What is required:
State the number of lines, and only that number, in which the word "this" appears.

Listing:
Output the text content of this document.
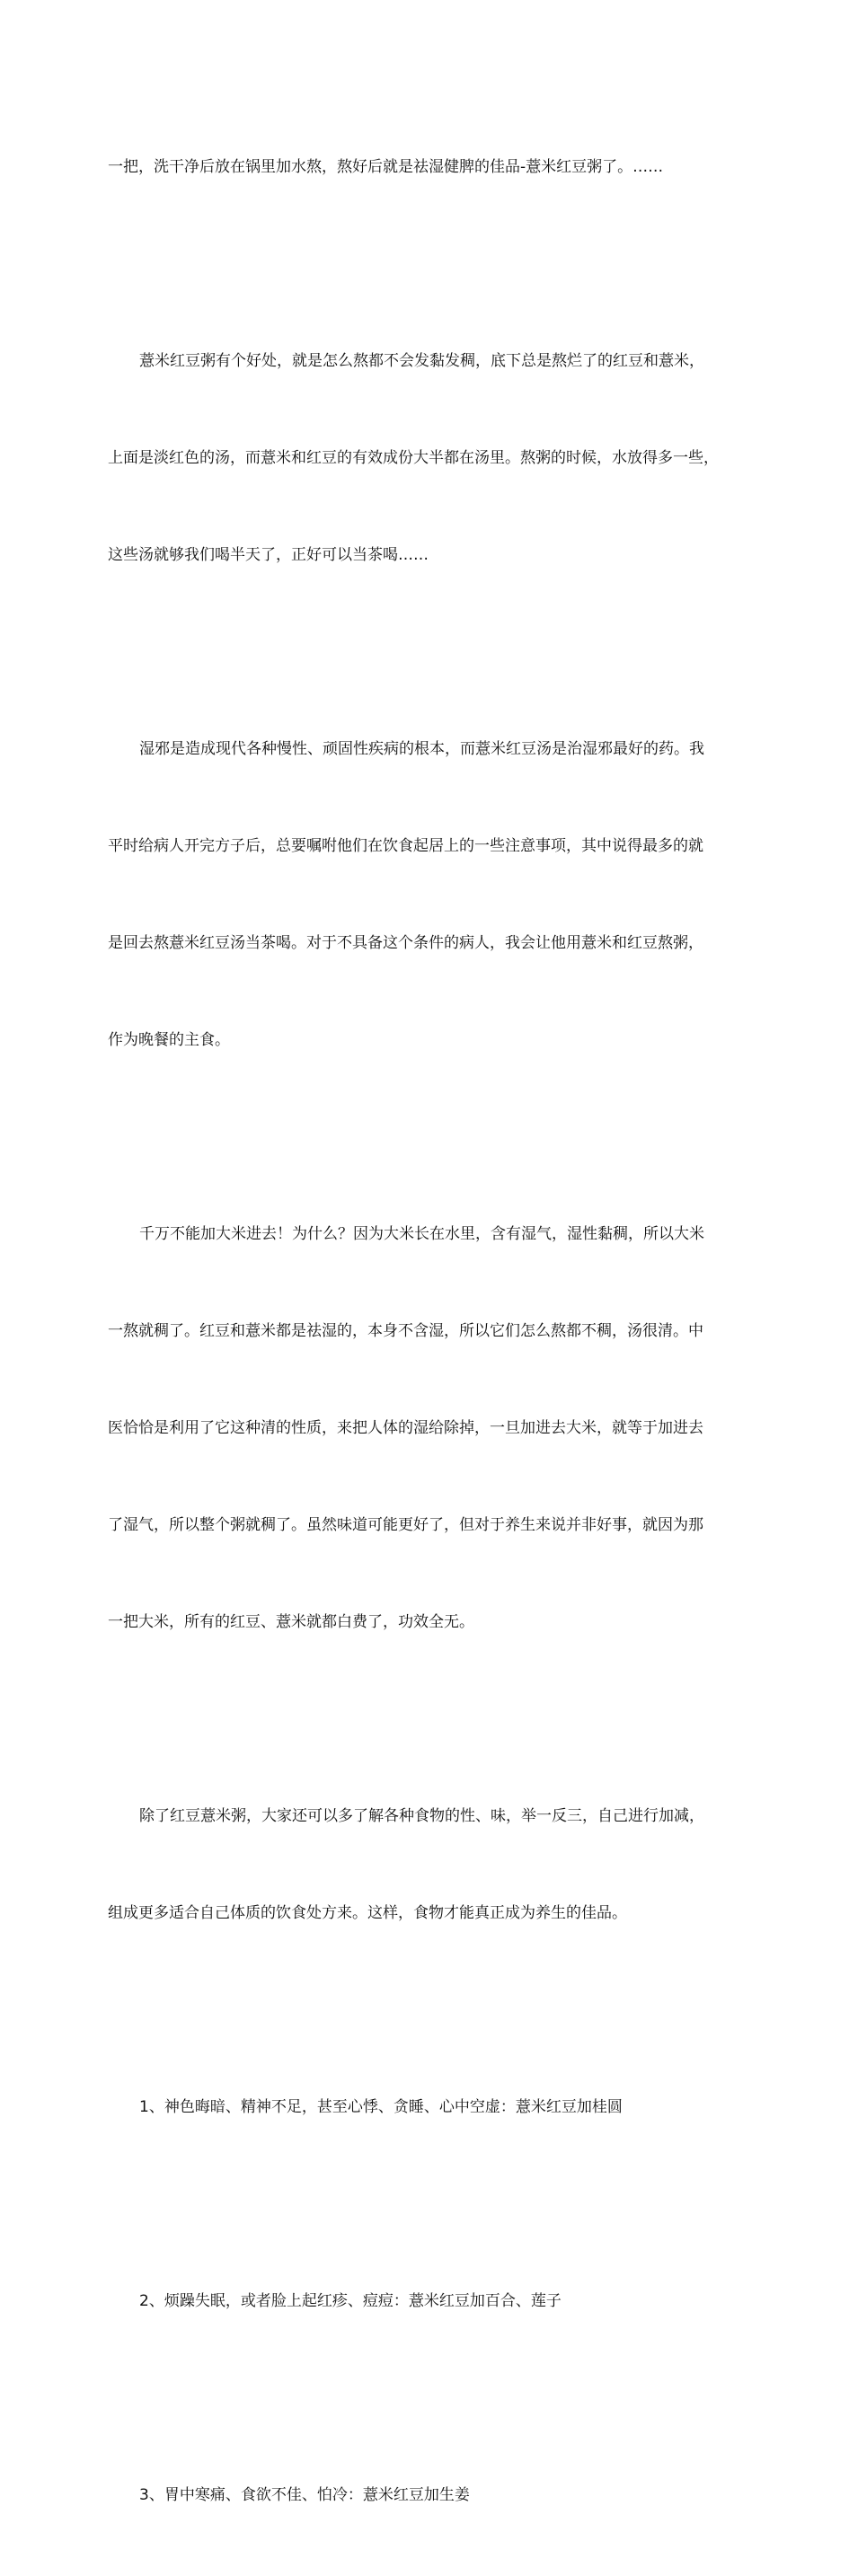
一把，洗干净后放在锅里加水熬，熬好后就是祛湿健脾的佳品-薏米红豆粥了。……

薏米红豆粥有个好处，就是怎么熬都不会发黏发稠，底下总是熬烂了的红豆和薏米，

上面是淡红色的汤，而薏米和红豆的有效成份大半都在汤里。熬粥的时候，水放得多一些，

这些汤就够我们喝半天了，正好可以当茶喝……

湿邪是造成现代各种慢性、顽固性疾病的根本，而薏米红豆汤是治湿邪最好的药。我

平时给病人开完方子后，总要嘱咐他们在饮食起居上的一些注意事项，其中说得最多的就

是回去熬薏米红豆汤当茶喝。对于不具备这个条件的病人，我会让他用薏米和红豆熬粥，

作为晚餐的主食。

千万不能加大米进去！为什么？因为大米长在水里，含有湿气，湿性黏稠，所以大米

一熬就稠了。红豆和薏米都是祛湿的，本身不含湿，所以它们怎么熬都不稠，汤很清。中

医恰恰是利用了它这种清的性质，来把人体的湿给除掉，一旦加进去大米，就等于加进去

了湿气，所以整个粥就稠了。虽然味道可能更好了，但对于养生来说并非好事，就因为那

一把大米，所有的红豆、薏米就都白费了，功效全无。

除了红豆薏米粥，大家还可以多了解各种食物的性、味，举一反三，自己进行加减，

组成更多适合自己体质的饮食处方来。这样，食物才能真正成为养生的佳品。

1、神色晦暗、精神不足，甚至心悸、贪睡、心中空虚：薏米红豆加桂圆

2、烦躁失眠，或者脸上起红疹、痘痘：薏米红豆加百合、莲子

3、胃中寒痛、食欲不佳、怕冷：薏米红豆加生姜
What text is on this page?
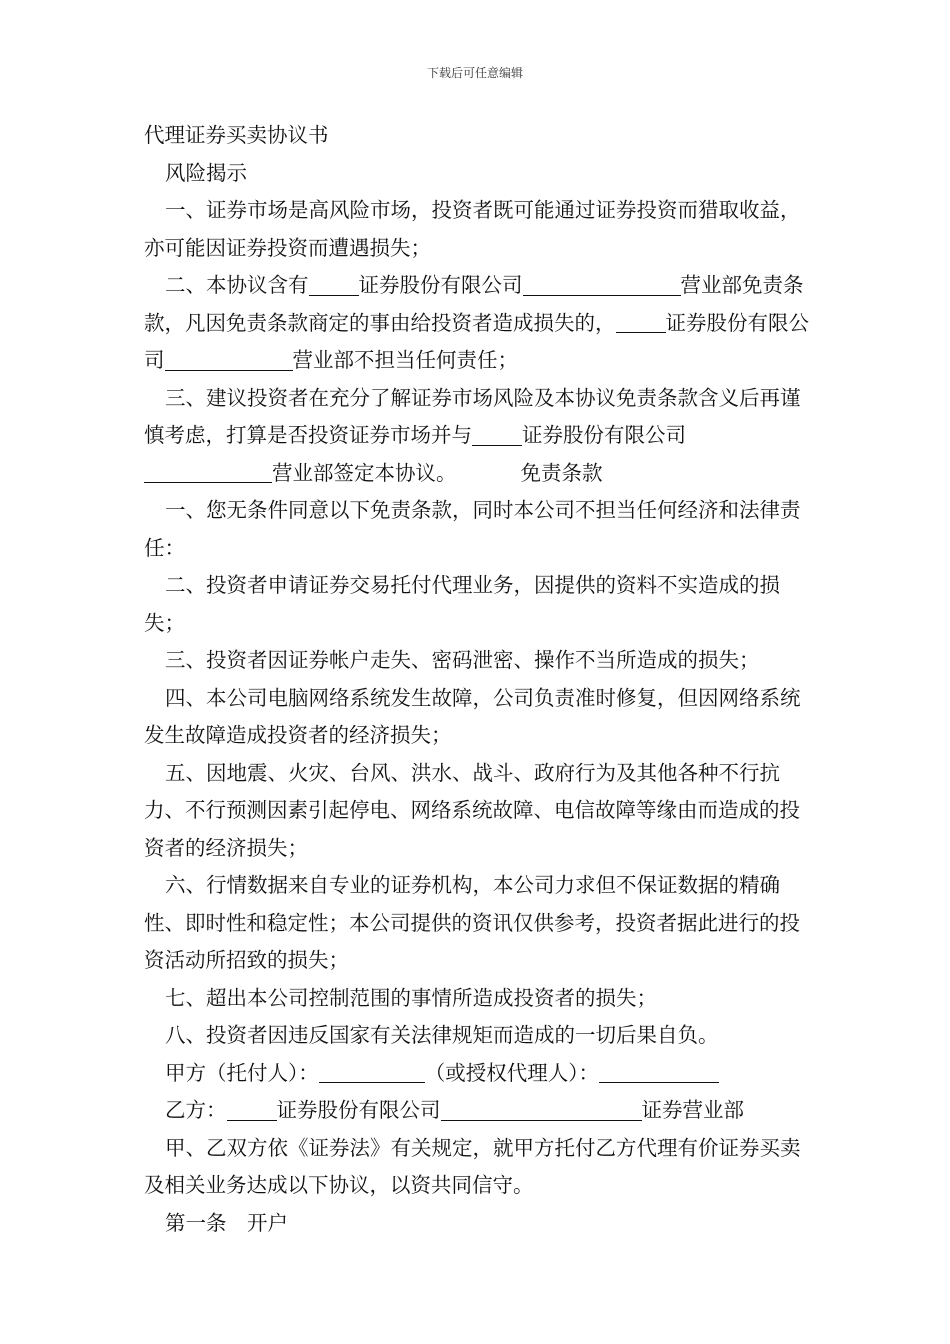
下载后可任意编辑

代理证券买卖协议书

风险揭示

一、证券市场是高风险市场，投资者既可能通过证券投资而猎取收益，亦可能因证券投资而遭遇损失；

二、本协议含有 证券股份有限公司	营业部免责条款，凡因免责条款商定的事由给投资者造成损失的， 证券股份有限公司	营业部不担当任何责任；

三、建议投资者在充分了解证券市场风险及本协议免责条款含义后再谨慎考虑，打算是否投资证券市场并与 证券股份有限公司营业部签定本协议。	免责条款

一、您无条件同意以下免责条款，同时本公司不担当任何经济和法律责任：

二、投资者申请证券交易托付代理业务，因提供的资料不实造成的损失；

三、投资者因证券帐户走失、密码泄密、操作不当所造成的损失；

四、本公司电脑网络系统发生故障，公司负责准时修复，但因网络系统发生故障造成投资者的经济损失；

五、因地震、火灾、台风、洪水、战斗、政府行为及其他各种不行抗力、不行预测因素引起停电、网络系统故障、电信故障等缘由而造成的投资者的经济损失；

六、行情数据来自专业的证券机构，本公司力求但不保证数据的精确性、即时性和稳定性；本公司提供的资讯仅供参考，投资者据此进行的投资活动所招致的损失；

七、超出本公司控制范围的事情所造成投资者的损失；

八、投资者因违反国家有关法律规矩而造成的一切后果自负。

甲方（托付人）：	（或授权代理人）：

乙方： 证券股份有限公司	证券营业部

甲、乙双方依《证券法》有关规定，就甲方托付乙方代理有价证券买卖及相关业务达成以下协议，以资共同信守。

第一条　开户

Problem solution:
2